* [Short task] Say how many lines of the material below contain the word "assessment", with no other words.

>> Start

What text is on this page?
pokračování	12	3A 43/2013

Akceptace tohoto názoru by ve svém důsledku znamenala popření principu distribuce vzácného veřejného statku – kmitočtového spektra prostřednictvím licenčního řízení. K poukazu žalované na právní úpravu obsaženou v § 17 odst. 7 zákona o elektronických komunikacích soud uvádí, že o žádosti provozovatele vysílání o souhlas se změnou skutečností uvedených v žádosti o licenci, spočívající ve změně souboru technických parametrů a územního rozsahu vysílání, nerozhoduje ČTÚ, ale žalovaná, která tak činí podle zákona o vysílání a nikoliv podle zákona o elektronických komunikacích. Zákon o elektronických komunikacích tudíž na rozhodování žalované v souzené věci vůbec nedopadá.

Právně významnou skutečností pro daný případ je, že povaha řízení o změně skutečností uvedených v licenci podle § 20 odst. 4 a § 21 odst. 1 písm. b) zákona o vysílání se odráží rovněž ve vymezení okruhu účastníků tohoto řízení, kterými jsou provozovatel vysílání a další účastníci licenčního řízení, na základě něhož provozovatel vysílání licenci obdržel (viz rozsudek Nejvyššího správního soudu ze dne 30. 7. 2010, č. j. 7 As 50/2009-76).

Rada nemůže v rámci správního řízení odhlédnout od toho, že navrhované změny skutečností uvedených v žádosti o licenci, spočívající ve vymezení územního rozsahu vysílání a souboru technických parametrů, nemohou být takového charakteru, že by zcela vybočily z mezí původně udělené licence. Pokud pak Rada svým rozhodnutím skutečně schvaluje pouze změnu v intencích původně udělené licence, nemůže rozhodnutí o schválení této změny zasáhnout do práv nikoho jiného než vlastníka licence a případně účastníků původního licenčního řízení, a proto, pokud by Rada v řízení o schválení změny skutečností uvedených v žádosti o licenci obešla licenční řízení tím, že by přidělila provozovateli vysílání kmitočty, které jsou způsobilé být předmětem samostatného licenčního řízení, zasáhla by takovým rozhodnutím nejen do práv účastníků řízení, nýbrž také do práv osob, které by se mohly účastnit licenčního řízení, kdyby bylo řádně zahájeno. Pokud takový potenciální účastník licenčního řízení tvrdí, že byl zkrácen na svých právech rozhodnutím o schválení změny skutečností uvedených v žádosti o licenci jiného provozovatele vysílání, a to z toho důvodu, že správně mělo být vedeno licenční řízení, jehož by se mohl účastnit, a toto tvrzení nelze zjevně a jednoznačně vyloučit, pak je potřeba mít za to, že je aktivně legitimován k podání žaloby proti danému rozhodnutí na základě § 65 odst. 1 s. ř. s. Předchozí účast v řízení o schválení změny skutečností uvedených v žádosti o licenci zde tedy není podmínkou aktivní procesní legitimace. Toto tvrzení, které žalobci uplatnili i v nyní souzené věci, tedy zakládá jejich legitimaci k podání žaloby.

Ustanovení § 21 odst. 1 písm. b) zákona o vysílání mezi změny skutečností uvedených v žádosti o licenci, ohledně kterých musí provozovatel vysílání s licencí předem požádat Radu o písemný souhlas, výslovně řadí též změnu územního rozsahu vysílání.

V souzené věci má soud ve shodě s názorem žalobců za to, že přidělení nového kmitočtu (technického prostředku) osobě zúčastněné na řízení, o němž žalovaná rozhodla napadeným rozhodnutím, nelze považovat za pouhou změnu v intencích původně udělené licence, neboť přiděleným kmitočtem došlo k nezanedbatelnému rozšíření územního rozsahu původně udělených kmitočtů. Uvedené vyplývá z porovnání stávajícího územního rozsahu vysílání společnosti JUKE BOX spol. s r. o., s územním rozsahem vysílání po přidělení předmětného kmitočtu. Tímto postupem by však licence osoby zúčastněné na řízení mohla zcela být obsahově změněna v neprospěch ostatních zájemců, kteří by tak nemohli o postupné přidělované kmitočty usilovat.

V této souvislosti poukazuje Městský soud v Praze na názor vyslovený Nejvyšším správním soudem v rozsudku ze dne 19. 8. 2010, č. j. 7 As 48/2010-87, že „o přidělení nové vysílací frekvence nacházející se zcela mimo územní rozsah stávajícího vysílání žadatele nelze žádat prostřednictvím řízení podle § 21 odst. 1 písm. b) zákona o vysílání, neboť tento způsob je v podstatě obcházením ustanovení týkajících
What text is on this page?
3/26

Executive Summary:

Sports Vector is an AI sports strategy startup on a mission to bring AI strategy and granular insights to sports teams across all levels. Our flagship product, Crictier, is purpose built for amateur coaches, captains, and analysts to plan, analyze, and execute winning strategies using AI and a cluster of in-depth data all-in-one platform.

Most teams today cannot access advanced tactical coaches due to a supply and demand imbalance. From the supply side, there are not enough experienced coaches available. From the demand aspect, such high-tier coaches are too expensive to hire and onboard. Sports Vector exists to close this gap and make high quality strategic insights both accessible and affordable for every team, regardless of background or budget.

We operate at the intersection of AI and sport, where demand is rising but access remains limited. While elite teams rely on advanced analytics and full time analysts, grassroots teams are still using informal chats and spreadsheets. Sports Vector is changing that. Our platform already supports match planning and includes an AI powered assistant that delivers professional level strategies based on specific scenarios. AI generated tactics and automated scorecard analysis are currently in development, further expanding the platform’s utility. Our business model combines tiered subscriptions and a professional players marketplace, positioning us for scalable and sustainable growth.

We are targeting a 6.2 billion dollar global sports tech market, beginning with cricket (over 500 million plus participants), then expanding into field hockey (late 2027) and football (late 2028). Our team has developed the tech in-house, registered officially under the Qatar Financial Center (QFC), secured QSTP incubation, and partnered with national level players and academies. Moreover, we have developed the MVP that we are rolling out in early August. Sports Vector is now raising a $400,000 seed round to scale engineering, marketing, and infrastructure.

>> End
>> Start

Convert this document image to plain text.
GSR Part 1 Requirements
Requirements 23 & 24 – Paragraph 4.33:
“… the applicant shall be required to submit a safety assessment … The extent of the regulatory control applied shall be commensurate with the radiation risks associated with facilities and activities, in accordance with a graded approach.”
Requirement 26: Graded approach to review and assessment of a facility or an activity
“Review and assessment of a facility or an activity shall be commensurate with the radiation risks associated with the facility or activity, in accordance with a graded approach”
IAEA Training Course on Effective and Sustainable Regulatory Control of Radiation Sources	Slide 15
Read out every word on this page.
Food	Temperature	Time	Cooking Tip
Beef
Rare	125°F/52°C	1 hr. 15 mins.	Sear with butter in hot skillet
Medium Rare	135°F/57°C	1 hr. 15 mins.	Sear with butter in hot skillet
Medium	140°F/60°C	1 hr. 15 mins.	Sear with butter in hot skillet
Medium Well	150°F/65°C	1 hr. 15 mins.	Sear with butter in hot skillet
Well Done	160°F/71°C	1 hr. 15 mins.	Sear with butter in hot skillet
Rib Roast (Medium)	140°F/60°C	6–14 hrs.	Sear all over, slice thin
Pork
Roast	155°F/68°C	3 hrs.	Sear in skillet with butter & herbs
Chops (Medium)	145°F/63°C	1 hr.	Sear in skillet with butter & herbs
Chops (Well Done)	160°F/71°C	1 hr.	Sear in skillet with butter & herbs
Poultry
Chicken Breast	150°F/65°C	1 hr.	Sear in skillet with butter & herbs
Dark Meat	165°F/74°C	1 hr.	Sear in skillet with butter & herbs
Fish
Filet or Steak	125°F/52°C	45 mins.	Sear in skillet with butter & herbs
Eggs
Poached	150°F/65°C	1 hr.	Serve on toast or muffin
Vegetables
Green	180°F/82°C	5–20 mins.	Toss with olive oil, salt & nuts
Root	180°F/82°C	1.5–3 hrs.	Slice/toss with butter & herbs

>> End

* [Exercise answer] 3